## WHAT IS ASKED
The records below must be retyped exactly.

## DATA RECORDS
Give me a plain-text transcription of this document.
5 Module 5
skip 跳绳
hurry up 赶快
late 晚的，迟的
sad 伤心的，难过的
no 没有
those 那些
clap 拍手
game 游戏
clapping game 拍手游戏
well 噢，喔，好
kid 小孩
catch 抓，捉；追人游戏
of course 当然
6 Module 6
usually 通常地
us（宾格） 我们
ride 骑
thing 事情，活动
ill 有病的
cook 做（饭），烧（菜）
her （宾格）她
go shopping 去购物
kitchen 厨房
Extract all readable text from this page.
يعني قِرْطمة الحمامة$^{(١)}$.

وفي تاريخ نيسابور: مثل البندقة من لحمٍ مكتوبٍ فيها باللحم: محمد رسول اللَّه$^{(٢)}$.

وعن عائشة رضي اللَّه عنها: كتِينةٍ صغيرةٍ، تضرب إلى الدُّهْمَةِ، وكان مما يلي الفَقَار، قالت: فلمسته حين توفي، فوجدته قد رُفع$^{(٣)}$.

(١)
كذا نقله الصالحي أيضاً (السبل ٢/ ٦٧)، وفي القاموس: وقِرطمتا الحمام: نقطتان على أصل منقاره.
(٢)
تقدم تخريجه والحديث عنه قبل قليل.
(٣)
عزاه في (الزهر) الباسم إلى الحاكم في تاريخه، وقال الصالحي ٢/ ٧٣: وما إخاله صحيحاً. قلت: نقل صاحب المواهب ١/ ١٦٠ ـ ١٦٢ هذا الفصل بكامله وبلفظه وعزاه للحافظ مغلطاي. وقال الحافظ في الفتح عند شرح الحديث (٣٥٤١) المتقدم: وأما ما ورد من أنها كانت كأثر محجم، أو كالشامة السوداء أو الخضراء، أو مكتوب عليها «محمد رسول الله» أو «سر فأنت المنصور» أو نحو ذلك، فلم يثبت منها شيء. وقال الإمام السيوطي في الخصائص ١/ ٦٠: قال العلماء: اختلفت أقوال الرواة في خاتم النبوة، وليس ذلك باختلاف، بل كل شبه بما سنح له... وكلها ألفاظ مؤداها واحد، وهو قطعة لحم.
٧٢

## EXERCISE OUTPUT
Give me a plain-text transcription of this document.
5 Module 5
skip 跳绳
hurry up 赶快
late 晚的，迟的
sad 伤心的，难过的
no 没有
those 那些
clap 拍手
game 游戏
clapping game 拍手游戏
well 噢，喔，好
kid 小孩
catch 抓，捉；追人游戏
of course 当然
6 Module 6
usually 通常地
us（宾格） 我们
ride 骑
thing 事情，活动
ill 有病的
cook 做（饭），烧（菜）
her （宾格）她
go shopping 去购物
kitchen 厨房
Extract all readable text from this page.
يعني قِرْطمة الحمامة$^{(١)}$.

وفي تاريخ نيسابور: مثل البندقة من لحمٍ مكتوبٍ فيها باللحم: محمد رسول اللَّه$^{(٢)}$.

وعن عائشة رضي اللَّه عنها: كتِينةٍ صغيرةٍ، تضرب إلى الدُّهْمَةِ، وكان مما يلي الفَقَار، قالت: فلمسته حين توفي، فوجدته قد رُفع$^{(٣)}$.

(١)
كذا نقله الصالحي أيضاً (السبل ٢/ ٦٧)، وفي القاموس: وقِرطمتا الحمام: نقطتان على أصل منقاره.
(٢)
تقدم تخريجه والحديث عنه قبل قليل.
(٣)
عزاه في (الزهر) الباسم إلى الحاكم في تاريخه، وقال الصالحي ٢/ ٧٣: وما إخاله صحيحاً. قلت: نقل صاحب المواهب ١/ ١٦٠ ـ ١٦٢ هذا الفصل بكامله وبلفظه وعزاه للحافظ مغلطاي. وقال الحافظ في الفتح عند شرح الحديث (٣٥٤١) المتقدم: وأما ما ورد من أنها كانت كأثر محجم، أو كالشامة السوداء أو الخضراء، أو مكتوب عليها «محمد رسول الله» أو «سر فأنت المنصور» أو نحو ذلك، فلم يثبت منها شيء. وقال الإمام السيوطي في الخصائص ١/ ٦٠: قال العلماء: اختلفت أقوال الرواة في خاتم النبوة، وليس ذلك باختلاف، بل كل شبه بما سنح له... وكلها ألفاظ مؤداها واحد، وهو قطعة لحم.
٧٢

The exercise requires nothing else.